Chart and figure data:
☆ ☆ ☆ ☆
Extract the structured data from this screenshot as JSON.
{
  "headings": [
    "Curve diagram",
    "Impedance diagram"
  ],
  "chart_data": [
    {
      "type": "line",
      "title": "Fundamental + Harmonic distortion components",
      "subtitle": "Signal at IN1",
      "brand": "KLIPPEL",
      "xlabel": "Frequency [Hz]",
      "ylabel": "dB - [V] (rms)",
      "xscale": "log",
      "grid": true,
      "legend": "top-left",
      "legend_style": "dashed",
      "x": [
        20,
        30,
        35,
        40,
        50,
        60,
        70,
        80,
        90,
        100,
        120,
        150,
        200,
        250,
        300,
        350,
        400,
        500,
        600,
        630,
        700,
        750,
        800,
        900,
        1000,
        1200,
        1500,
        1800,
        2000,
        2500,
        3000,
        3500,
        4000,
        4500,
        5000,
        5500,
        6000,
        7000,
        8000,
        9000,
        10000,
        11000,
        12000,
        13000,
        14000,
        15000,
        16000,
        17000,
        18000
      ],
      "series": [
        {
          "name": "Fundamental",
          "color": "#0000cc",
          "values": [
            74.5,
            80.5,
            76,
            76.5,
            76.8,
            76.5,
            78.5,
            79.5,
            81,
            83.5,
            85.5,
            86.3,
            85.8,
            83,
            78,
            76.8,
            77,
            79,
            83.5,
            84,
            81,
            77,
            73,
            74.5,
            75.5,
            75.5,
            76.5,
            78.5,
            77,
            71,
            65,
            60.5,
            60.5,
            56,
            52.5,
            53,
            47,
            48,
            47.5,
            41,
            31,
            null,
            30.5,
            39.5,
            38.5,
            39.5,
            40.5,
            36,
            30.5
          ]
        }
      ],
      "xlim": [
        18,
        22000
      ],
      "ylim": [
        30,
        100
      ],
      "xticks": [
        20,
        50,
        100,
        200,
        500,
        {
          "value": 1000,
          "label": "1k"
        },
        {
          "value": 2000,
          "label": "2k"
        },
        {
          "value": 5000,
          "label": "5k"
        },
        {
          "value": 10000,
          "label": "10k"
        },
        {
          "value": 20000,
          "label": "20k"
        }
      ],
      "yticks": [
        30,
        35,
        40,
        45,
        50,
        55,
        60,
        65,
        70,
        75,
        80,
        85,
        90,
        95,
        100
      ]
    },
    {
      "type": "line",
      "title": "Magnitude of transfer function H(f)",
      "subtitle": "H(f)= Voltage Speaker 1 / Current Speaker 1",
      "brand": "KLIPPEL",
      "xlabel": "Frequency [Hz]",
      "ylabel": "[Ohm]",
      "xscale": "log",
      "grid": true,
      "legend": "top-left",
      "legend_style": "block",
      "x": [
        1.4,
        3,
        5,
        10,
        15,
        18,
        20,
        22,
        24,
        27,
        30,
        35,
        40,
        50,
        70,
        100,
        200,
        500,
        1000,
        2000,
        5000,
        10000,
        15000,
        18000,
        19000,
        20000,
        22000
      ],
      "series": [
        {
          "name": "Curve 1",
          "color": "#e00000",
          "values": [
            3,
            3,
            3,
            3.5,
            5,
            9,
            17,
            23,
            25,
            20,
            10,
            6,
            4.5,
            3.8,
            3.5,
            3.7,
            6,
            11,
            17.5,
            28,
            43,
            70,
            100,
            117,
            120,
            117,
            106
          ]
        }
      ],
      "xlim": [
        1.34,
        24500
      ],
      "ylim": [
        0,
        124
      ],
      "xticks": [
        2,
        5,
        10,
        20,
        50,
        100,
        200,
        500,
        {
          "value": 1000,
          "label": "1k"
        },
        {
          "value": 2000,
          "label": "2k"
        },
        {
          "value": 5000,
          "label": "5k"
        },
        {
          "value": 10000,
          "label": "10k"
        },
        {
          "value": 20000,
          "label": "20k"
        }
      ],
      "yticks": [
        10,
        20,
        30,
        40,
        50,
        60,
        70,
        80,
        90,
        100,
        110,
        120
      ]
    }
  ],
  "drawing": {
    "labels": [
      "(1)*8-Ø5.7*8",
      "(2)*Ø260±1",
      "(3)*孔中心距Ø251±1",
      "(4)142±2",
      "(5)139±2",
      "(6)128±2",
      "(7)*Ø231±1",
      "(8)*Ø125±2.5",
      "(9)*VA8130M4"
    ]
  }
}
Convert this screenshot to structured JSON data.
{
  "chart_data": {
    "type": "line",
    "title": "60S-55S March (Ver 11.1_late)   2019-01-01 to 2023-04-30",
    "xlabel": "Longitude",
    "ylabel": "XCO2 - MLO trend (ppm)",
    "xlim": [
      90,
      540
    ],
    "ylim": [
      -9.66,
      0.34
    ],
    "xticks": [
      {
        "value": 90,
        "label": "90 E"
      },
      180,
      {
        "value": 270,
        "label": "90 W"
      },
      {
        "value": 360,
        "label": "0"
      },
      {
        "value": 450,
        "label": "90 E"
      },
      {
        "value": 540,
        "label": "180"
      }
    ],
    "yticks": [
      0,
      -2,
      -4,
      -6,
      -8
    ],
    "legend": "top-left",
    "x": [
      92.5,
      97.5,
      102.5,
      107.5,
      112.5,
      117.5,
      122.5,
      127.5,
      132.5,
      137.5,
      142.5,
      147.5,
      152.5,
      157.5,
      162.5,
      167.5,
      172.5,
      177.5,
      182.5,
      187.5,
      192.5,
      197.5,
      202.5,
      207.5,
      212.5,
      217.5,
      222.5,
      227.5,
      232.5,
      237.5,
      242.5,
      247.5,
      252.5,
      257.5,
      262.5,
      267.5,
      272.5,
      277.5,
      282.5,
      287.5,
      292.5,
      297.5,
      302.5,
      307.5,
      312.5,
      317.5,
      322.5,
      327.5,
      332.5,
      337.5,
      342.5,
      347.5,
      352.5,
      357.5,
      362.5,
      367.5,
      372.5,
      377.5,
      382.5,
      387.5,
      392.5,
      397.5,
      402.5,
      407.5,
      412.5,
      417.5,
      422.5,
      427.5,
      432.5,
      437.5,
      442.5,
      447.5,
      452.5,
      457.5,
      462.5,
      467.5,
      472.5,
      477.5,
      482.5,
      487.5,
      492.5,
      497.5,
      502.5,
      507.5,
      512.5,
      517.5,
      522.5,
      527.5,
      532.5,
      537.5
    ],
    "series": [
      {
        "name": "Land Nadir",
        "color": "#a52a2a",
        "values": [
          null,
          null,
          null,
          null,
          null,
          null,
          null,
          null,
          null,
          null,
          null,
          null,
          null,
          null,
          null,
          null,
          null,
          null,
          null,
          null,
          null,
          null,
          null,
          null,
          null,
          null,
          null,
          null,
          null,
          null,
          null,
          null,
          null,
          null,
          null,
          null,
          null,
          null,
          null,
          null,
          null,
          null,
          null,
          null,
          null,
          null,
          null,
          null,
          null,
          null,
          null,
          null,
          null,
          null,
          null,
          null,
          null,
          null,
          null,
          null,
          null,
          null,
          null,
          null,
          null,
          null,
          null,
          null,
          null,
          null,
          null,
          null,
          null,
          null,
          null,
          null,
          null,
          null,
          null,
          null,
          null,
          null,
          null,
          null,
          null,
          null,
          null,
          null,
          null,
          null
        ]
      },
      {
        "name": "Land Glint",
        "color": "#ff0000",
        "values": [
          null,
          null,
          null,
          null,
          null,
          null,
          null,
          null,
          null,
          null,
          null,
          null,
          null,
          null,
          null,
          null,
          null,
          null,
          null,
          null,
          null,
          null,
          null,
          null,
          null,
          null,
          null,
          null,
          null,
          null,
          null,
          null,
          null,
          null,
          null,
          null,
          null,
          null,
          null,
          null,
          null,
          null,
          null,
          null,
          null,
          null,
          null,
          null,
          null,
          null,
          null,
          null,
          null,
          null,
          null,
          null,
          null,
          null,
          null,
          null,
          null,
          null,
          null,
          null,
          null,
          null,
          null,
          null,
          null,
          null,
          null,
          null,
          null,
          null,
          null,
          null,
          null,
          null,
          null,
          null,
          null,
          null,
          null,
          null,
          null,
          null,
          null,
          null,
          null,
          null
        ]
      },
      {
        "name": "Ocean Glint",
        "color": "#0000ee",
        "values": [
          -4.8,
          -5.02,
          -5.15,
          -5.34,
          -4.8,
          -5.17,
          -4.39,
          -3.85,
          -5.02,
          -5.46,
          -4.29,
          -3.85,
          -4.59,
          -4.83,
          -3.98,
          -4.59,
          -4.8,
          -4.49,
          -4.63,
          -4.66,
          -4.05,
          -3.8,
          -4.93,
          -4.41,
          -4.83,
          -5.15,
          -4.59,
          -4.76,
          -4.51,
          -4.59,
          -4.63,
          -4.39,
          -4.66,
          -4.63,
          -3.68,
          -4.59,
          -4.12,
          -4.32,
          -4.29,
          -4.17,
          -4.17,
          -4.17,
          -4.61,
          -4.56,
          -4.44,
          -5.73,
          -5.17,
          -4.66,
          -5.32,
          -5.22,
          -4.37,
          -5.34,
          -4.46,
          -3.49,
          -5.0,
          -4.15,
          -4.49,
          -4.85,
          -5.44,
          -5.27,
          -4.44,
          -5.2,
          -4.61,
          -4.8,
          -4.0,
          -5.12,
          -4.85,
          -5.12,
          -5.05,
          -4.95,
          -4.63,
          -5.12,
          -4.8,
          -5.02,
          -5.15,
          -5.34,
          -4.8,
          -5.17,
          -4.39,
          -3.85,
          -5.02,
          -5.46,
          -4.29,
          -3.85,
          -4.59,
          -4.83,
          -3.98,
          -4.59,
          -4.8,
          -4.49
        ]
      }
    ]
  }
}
☆ ☆ ☆ ☆
**WHAT YOU ARE ASKED TO DO**
In the lines above, locate the string "structured". Copy every line where it occurs.

**OUTPUT**
Extract the structured data from this screenshot as JSON.
Convert this screenshot to structured JSON data.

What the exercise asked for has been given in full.